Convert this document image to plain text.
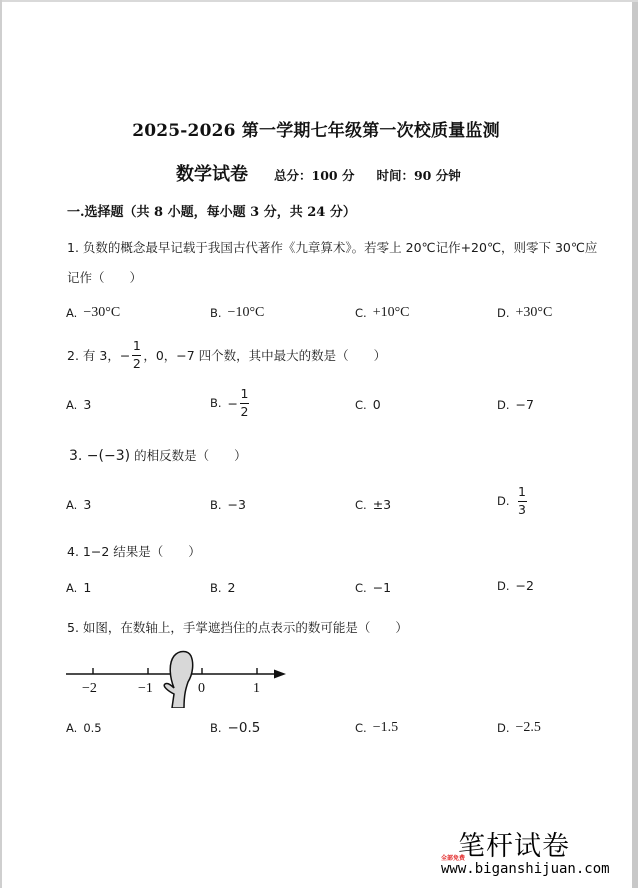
2025-2026 第一学期七年级第一次校质量监测
数学试卷 总分：100 分 时间：90 分钟
一.选择题（共 8 小题，每小题 3 分，共 24 分）
1. 负数的概念最早记载于我国古代著作《九章算术》。若零上 20℃记作+20℃，则零下 30℃应
记作（　　）
A. −30°C	B. −10°C	C. +10°C	D. +30°C
2. 有 3， − $\frac{1}{2}$ ，0，−7 四个数，其中最大的数是（　　）
A. 3	B. − $\frac{1}{2}$	C. 0	D. −7
3. −(−3) 的相反数是（　　）
A. 3	B. −3	C. ±3	D. $\frac{1}{3}$
4. 1−2 结果是（　　）
A. 1	B. 2	C. −1	D. −2
5. 如图，在数轴上，手掌遮挡住的点表示的数可能是（　　）
−2	−1	0	1
A. 0.5	B. −0.5	C. −1.5	D. −2.5
笔杆试卷
全部免费
www.biganshijuan.com
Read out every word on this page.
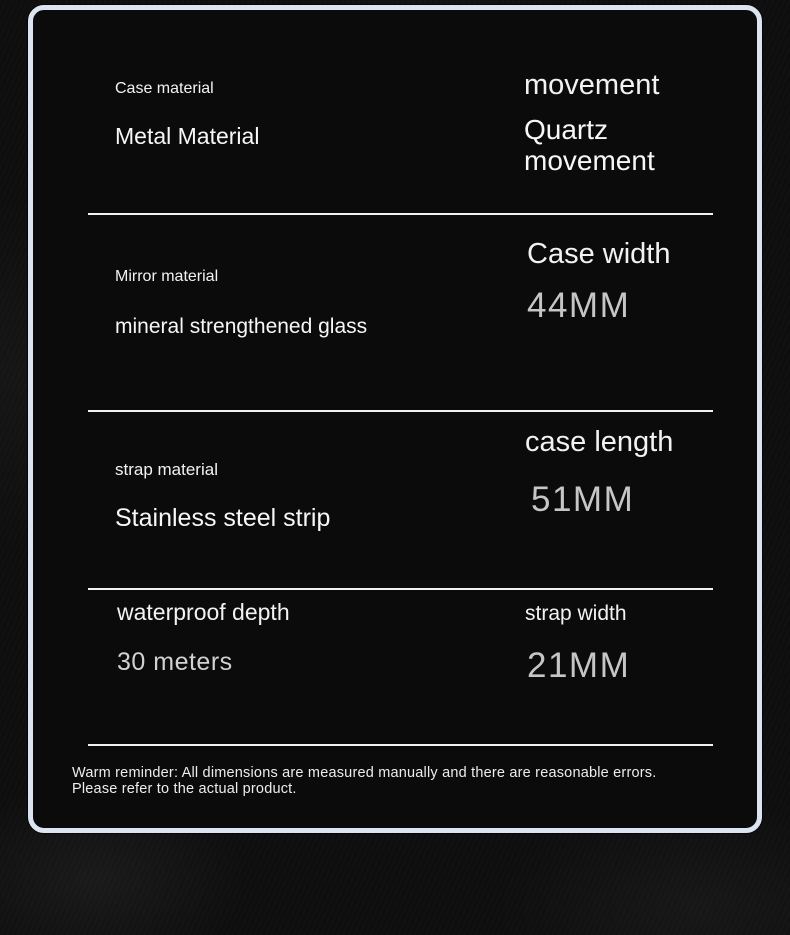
Case material
Metal Material
movement
Quartz movement
Mirror material
mineral strengthened glass
Case width
44MM
strap material
Stainless steel strip
case length
51MM
waterproof depth
30 meters
strap width
21MM
Warm reminder: All dimensions are measured manually and there are reasonable errors.
Please refer to the actual product.
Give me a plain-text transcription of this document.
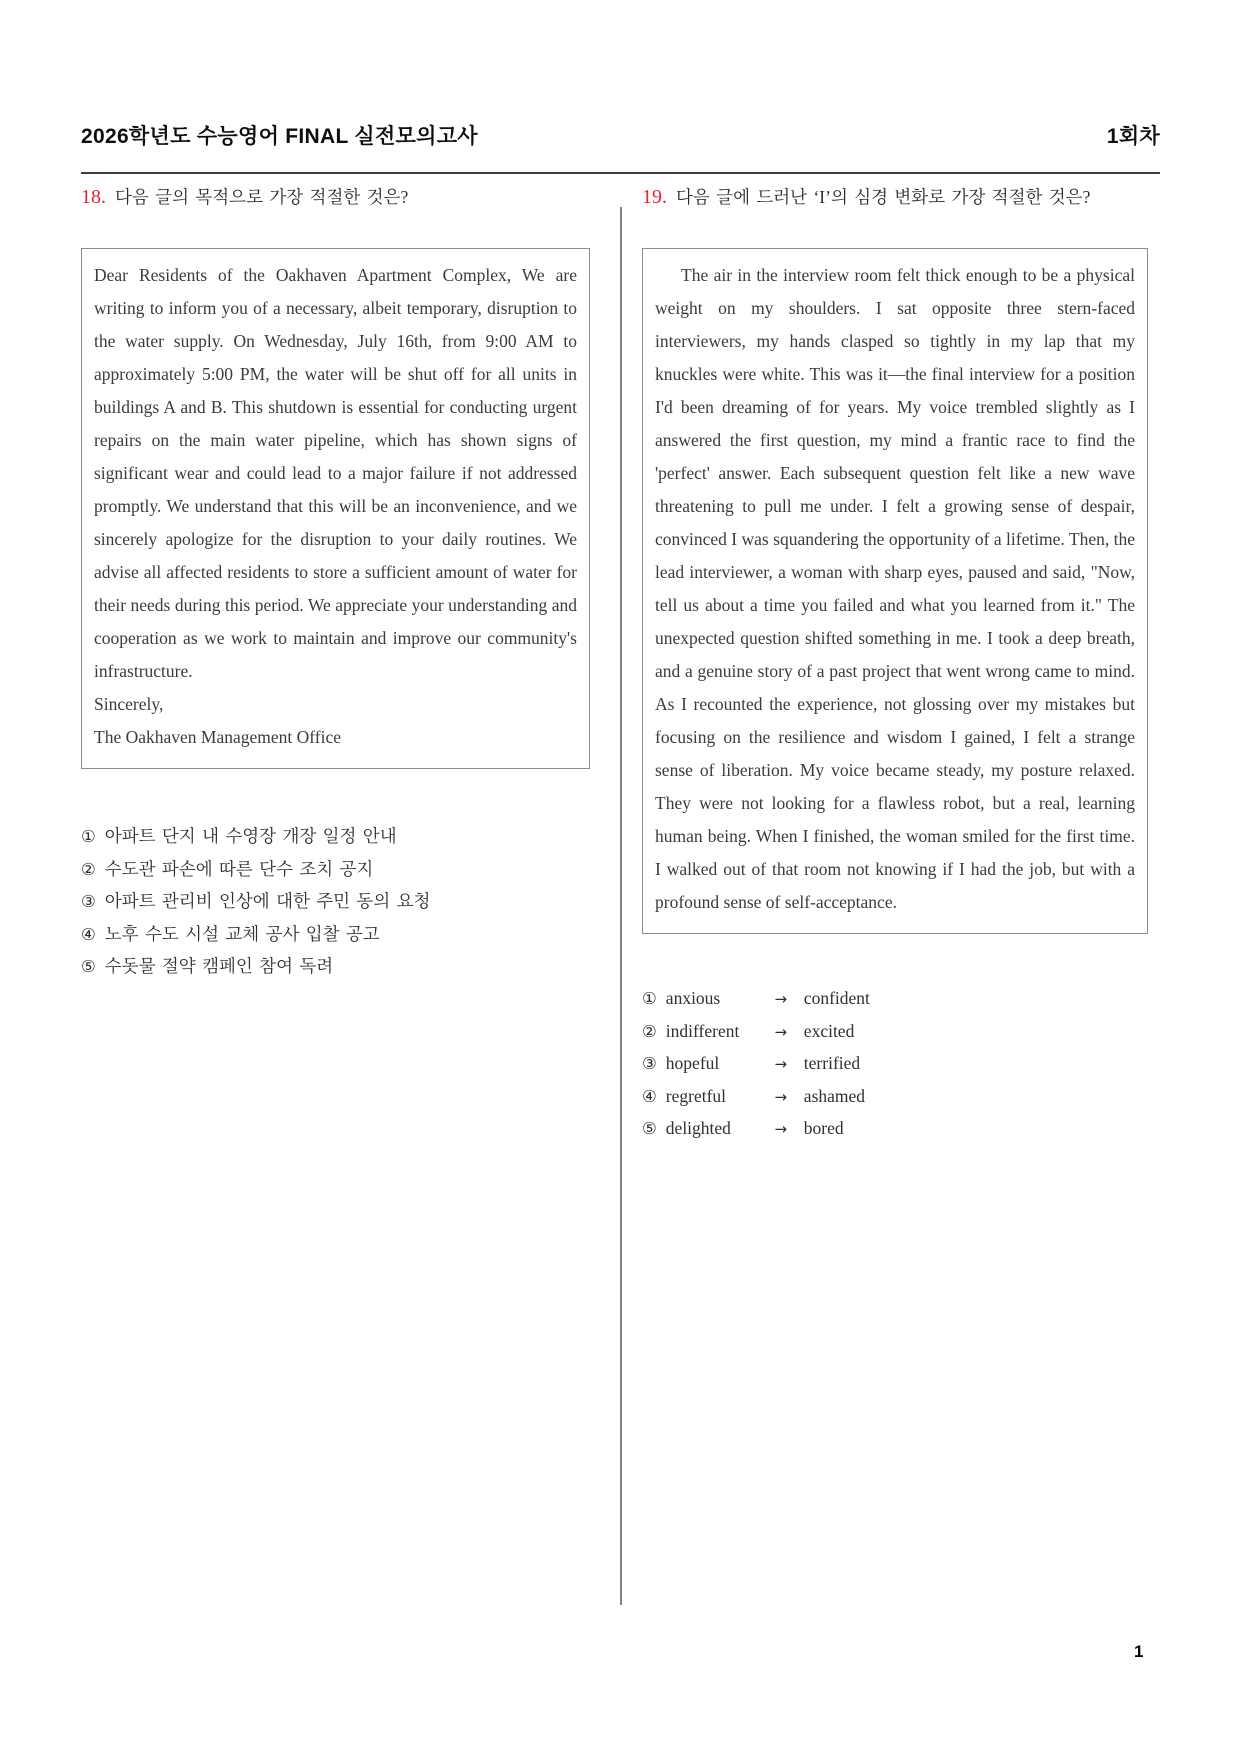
2026학년도 수능영어 FINAL 실전모의고사	1회차
18. 다음 글의 목적으로 가장 적절한 것은?

Dear Residents of the Oakhaven Apartment Complex, We are writing to inform you of a necessary, albeit temporary, disruption to the water supply. On Wednesday, July 16th, from 9:00 AM to approximately 5:00 PM, the water will be shut off for all units in buildings A and B. This shutdown is essential for conducting urgent repairs on the main water pipeline, which has shown signs of significant wear and could lead to a major failure if not addressed promptly. We understand that this will be an inconvenience, and we sincerely apologize for the disruption to your daily routines. We advise all affected residents to store a sufficient amount of water for their needs during this period. We appreciate your understanding and cooperation as we work to maintain and improve our community's infrastructure.

Sincerely,

The Oakhaven Management Office

① 아파트 단지 내 수영장 개장 일정 안내
② 수도관 파손에 따른 단수 조치 공지
③ 아파트 관리비 인상에 대한 주민 동의 요청
④ 노후 수도 시설 교체 공사 입찰 공고
⑤ 수돗물 절약 캠페인 참여 독려
19. 다음 글에 드러난 ‘I’의 심경 변화로 가장 적절한 것은?

The air in the interview room felt thick enough to be a physical weight on my shoulders. I sat opposite three stern-faced interviewers, my hands clasped so tightly in my lap that my knuckles were white. This was it—the final interview for a position I'd been dreaming of for years. My voice trembled slightly as I answered the first question, my mind a frantic race to find the 'perfect' answer. Each subsequent question felt like a new wave threatening to pull me under. I felt a growing sense of despair, convinced I was squandering the opportunity of a lifetime. Then, the lead interviewer, a woman with sharp eyes, paused and said, "Now, tell us about a time you failed and what you learned from it." The unexpected question shifted something in me. I took a deep breath, and a genuine story of a past project that went wrong came to mind. As I recounted the experience, not glossing over my mistakes but focusing on the resilience and wisdom I gained, I felt a strange sense of liberation. My voice became steady, my posture relaxed. They were not looking for a flawless robot, but a real, learning human being. When I finished, the woman smiled for the first time. I walked out of that room not knowing if I had the job, but with a profound sense of self-acceptance.

① anxious	→ confident
② indifferent	→ excited
③ hopeful	→ terrified
④ regretful	→ ashamed
⑤ delighted	→ bored
1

THE TASK: All of the material above is to be copied exactly, except for its images.

FULL ANSWER:
Convert this document image to plain text.
2025-2026 第一学期七年级第一次校质量监测
数学试卷 总分：100 分 时间：90 分钟
一.选择题（共 8 小题，每小题 3 分，共 24 分）
1. 负数的概念最早记载于我国古代著作《九章算术》。若零上 20℃记作+20℃，则零下 30℃应
记作（　　）
A. −30°C	B. −10°C	C. +10°C	D. +30°C
2. 有 3， − $\frac{1}{2}$ ，0，−7 四个数，其中最大的数是（　　）
A. 3	B. − $\frac{1}{2}$	C. 0	D. −7
3. −(−3) 的相反数是（　　）
A. 3	B. −3	C. ±3	D. $\frac{1}{3}$
4. 1−2 结果是（　　）
A. 1	B. 2	C. −1	D. −2
5. 如图，在数轴上，手掌遮挡住的点表示的数可能是（　　）
−2	−1	0	1
A. 0.5	B. −0.5	C. −1.5	D. −2.5
笔杆试卷
全部免费
www.biganshijuan.com
Read out every word on this page.
Case material
Metal Material
movement
Quartz movement
Mirror material
mineral strengthened glass
Case width
44MM
strap material
Stainless steel strip
case length
51MM
waterproof depth
30 meters
strap width
21MM
Warm reminder: All dimensions are measured manually and there are reasonable errors.
Please refer to the actual product.
Give me a plain-text transcription of this document.
2026학년도 수능영어 FINAL 실전모의고사	1회차
18. 다음 글의 목적으로 가장 적절한 것은?

Dear Residents of the Oakhaven Apartment Complex, We are writing to inform you of a necessary, albeit temporary, disruption to the water supply. On Wednesday, July 16th, from 9:00 AM to approximately 5:00 PM, the water will be shut off for all units in buildings A and B. This shutdown is essential for conducting urgent repairs on the main water pipeline, which has shown signs of significant wear and could lead to a major failure if not addressed promptly. We understand that this will be an inconvenience, and we sincerely apologize for the disruption to your daily routines. We advise all affected residents to store a sufficient amount of water for their needs during this period. We appreciate your understanding and cooperation as we work to maintain and improve our community's infrastructure.

Sincerely,

The Oakhaven Management Office

① 아파트 단지 내 수영장 개장 일정 안내
② 수도관 파손에 따른 단수 조치 공지
③ 아파트 관리비 인상에 대한 주민 동의 요청
④ 노후 수도 시설 교체 공사 입찰 공고
⑤ 수돗물 절약 캠페인 참여 독려
19. 다음 글에 드러난 ‘I’의 심경 변화로 가장 적절한 것은?

The air in the interview room felt thick enough to be a physical weight on my shoulders. I sat opposite three stern-faced interviewers, my hands clasped so tightly in my lap that my knuckles were white. This was it—the final interview for a position I'd been dreaming of for years. My voice trembled slightly as I answered the first question, my mind a frantic race to find the 'perfect' answer. Each subsequent question felt like a new wave threatening to pull me under. I felt a growing sense of despair, convinced I was squandering the opportunity of a lifetime. Then, the lead interviewer, a woman with sharp eyes, paused and said, "Now, tell us about a time you failed and what you learned from it." The unexpected question shifted something in me. I took a deep breath, and a genuine story of a past project that went wrong came to mind. As I recounted the experience, not glossing over my mistakes but focusing on the resilience and wisdom I gained, I felt a strange sense of liberation. My voice became steady, my posture relaxed. They were not looking for a flawless robot, but a real, learning human being. When I finished, the woman smiled for the first time. I walked out of that room not knowing if I had the job, but with a profound sense of self-acceptance.

① anxious	→ confident
② indifferent	→ excited
③ hopeful	→ terrified
④ regretful	→ ashamed
⑤ delighted	→ bored
1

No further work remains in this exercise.